Stored records
>> Start
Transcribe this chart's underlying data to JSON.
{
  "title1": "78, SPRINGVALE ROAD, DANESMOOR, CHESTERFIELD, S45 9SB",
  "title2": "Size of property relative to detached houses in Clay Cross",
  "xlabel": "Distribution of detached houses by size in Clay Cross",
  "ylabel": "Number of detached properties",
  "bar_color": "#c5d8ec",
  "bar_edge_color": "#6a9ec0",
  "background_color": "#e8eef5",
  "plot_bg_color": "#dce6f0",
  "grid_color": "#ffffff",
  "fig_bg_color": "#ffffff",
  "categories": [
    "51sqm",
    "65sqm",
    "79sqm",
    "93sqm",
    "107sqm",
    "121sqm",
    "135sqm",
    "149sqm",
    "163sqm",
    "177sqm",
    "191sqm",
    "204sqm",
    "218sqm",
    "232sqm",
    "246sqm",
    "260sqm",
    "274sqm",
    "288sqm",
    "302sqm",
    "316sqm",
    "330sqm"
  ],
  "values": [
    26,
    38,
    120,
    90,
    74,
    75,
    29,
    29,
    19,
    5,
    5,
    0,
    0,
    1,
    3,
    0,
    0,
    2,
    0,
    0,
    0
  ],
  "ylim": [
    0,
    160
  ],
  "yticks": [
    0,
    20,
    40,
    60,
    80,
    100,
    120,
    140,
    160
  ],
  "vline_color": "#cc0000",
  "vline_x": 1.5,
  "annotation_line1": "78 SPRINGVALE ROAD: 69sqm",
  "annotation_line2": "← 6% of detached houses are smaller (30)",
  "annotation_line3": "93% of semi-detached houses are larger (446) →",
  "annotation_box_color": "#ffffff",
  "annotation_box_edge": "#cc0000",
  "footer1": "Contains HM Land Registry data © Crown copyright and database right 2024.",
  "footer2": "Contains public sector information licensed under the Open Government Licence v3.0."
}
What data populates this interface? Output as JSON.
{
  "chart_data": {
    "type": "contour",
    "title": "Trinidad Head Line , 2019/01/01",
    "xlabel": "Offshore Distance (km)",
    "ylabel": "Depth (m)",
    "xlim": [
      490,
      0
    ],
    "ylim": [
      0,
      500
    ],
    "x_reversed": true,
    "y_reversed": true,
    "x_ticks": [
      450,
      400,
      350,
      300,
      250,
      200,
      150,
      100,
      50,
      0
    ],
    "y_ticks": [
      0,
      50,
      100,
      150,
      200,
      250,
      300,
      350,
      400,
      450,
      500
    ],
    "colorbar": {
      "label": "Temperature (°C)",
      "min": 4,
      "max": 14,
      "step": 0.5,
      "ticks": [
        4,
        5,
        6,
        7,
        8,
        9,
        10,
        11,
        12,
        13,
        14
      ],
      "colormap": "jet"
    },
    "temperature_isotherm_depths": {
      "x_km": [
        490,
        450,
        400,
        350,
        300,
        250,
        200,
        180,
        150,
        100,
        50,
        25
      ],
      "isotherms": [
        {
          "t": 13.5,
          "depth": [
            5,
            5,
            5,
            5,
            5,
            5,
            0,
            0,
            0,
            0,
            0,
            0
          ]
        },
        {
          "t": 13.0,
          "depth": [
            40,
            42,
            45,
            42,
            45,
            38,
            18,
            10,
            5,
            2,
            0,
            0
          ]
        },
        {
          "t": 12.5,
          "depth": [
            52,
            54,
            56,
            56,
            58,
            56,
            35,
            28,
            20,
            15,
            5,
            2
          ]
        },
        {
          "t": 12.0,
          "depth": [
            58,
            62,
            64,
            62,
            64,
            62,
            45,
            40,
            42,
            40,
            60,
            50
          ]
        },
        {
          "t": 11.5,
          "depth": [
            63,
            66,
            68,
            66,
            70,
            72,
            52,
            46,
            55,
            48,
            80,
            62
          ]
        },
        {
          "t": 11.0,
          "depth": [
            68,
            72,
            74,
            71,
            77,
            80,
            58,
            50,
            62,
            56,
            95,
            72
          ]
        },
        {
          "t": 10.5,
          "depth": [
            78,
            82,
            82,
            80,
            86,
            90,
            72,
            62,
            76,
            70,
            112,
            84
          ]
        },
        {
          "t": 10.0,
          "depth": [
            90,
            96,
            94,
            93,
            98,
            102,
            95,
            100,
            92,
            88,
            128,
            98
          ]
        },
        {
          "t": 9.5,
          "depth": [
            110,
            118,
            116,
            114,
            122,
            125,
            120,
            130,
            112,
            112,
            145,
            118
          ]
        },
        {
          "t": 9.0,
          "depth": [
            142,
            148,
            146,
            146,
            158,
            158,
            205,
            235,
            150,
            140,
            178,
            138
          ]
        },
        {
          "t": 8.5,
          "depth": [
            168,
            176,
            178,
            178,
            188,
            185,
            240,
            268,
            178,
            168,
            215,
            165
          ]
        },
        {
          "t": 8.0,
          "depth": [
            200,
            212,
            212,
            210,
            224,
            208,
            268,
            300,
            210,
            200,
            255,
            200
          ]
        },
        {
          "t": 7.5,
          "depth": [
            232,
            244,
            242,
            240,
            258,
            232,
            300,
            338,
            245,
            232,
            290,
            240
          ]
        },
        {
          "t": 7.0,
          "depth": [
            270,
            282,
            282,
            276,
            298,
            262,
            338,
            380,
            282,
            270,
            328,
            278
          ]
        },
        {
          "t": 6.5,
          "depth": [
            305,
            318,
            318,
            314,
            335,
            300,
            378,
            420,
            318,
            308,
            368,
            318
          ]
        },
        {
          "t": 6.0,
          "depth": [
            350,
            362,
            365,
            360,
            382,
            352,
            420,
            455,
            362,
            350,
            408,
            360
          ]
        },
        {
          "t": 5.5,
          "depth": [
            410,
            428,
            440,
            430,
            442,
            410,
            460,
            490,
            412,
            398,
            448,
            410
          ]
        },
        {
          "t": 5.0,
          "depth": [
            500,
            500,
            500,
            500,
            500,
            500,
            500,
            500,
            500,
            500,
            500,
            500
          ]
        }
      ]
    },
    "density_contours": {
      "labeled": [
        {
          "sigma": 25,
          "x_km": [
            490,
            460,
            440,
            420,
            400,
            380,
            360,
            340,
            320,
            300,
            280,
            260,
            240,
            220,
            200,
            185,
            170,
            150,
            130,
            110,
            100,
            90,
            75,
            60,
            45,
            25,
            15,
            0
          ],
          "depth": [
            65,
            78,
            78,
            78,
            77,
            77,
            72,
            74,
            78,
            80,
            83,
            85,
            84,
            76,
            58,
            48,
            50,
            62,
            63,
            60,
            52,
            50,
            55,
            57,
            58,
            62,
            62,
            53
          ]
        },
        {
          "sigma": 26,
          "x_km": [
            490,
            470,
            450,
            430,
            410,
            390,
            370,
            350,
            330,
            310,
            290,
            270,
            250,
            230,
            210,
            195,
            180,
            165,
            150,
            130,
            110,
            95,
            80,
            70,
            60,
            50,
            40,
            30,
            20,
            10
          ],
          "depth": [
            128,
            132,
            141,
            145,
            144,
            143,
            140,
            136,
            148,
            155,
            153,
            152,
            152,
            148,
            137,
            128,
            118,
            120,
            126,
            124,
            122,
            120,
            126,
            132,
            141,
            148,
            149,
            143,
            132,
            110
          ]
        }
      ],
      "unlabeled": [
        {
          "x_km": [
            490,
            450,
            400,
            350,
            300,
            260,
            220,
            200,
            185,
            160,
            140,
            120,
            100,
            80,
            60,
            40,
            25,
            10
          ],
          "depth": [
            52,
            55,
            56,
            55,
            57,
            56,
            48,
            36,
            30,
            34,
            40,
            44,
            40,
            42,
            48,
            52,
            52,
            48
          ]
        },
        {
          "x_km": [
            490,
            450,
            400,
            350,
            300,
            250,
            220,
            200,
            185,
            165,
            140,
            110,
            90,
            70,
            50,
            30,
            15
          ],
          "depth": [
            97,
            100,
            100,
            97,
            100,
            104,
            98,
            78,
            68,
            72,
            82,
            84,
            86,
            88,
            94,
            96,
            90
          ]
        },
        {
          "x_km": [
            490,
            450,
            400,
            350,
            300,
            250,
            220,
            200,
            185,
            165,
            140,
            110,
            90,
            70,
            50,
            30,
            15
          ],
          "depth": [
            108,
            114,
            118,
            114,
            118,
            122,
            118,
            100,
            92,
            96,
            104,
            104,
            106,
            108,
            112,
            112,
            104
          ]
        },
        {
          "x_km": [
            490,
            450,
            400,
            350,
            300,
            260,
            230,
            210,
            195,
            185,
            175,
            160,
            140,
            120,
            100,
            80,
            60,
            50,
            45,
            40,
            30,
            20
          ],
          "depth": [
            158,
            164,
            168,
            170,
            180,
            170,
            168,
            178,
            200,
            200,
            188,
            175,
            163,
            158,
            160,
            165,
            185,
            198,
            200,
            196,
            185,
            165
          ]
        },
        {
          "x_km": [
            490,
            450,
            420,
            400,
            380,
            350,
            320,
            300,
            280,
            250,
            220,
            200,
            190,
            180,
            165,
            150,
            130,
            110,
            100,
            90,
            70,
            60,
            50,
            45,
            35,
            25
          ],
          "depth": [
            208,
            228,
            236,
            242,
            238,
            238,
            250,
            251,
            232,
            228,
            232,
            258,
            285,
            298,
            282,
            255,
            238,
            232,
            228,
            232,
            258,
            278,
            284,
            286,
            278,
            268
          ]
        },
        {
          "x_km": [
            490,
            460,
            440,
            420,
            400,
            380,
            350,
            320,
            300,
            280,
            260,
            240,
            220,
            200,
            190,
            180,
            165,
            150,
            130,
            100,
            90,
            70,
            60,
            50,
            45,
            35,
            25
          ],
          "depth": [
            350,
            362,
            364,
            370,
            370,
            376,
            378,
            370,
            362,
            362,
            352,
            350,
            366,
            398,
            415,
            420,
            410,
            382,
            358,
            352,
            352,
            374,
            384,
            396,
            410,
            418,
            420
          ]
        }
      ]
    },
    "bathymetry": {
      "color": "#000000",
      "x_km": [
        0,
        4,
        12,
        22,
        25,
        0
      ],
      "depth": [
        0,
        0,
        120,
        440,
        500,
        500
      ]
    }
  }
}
>> End
Problem requirements
Each line in the listing above that contains "this" should be copied.

Exercise output
Transcribe this chart's underlying data to JSON.
What data populates this interface? Output as JSON.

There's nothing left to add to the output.